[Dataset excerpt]
——————————

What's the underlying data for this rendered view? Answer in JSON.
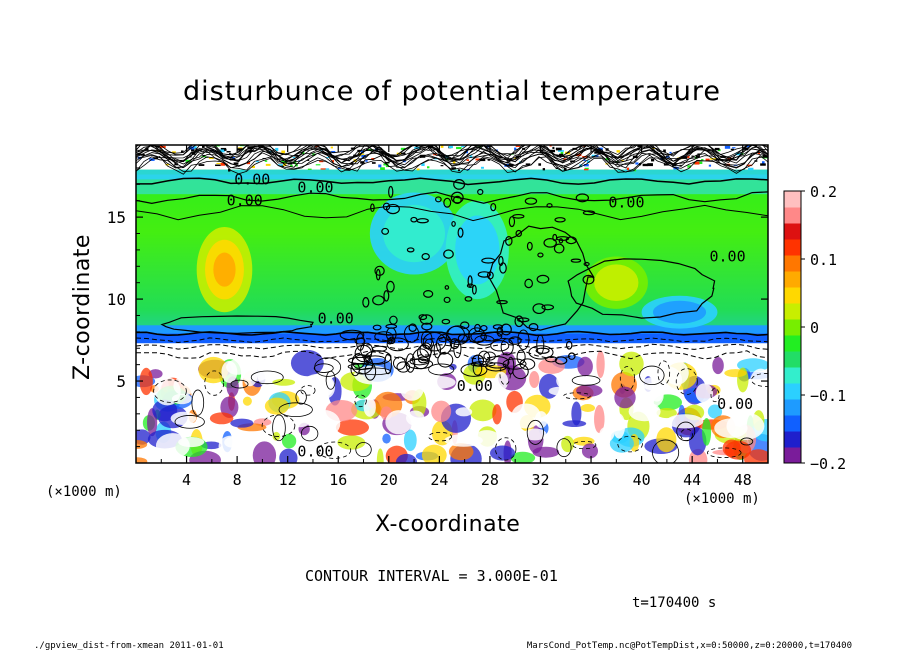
{
  "chart_data": {
    "type": "heatmap",
    "title": "disturbunce of potential temperature",
    "xlabel": "X-coordinate",
    "ylabel": "Z-coordinate",
    "x_unit": "(×1000 m)",
    "z_unit": "(×1000 m)",
    "xlim": [
      0,
      50
    ],
    "ylim": [
      0,
      19.4
    ],
    "x_ticks": [
      4,
      8,
      12,
      16,
      20,
      24,
      28,
      32,
      36,
      40,
      44,
      48
    ],
    "y_ticks": [
      5,
      10,
      15
    ],
    "colorbar": {
      "range": [
        -0.2,
        0.2
      ],
      "tick_labels": [
        "0.2",
        "0.1",
        "0",
        "−0.1",
        "−0.2"
      ],
      "tick_values": [
        0.2,
        0.1,
        0,
        -0.1,
        -0.2
      ],
      "colors": [
        "#7a1c9a",
        "#1f1fcc",
        "#1060ff",
        "#1e9bff",
        "#2bd0ff",
        "#33eecc",
        "#22dd66",
        "#22ee22",
        "#77ee00",
        "#c8ee00",
        "#ffd800",
        "#ffaa00",
        "#ff7700",
        "#ff3300",
        "#dd1111",
        "#ff8888",
        "#ffc0c0"
      ]
    },
    "contour_labels": [
      "0.00",
      "0.00",
      "0.00",
      "0.00",
      "0.00",
      "0.00",
      "0.00",
      "0.00",
      "0.00"
    ],
    "contour_interval": "CONTOUR INTERVAL = 3.000E-01",
    "time_label": "t=170400 s"
  },
  "footer": {
    "left": "./gpview_dist-from-xmean  2011-01-01",
    "right": "MarsCond_PotTemp.nc@PotTempDist,x=0:50000,z=0:20000,t=170400"
  }
}
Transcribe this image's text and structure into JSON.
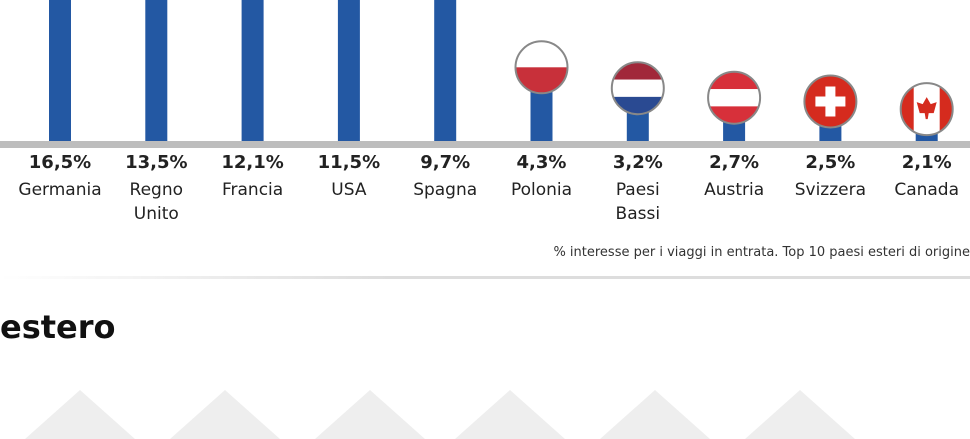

——————————

• **Problem to work on**: Output the records above exactly as they are, leaving out the pictures.

• **The completed task**:
What's the underlying data for this rendered view? Answer in JSON.
{
  "chart_data": {
    "type": "heatmap",
    "title": "disturbunce of potential temperature",
    "xlabel": "X-coordinate",
    "ylabel": "Z-coordinate",
    "x_unit": "(×1000 m)",
    "z_unit": "(×1000 m)",
    "xlim": [
      0,
      50
    ],
    "ylim": [
      0,
      19.4
    ],
    "x_ticks": [
      4,
      8,
      12,
      16,
      20,
      24,
      28,
      32,
      36,
      40,
      44,
      48
    ],
    "y_ticks": [
      5,
      10,
      15
    ],
    "colorbar": {
      "range": [
        -0.2,
        0.2
      ],
      "tick_labels": [
        "0.2",
        "0.1",
        "0",
        "−0.1",
        "−0.2"
      ],
      "tick_values": [
        0.2,
        0.1,
        0,
        -0.1,
        -0.2
      ],
      "colors": [
        "#7a1c9a",
        "#1f1fcc",
        "#1060ff",
        "#1e9bff",
        "#2bd0ff",
        "#33eecc",
        "#22dd66",
        "#22ee22",
        "#77ee00",
        "#c8ee00",
        "#ffd800",
        "#ffaa00",
        "#ff7700",
        "#ff3300",
        "#dd1111",
        "#ff8888",
        "#ffc0c0"
      ]
    },
    "contour_labels": [
      "0.00",
      "0.00",
      "0.00",
      "0.00",
      "0.00",
      "0.00",
      "0.00",
      "0.00",
      "0.00"
    ],
    "contour_interval": "CONTOUR INTERVAL = 3.000E-01",
    "time_label": "t=170400 s"
  },
  "footer": {
    "left": "./gpview_dist-from-xmean  2011-01-01",
    "right": "MarsCond_PotTemp.nc@PotTempDist,x=0:50000,z=0:20000,t=170400"
  }
}
Transcribe this image's text and structure into JSON.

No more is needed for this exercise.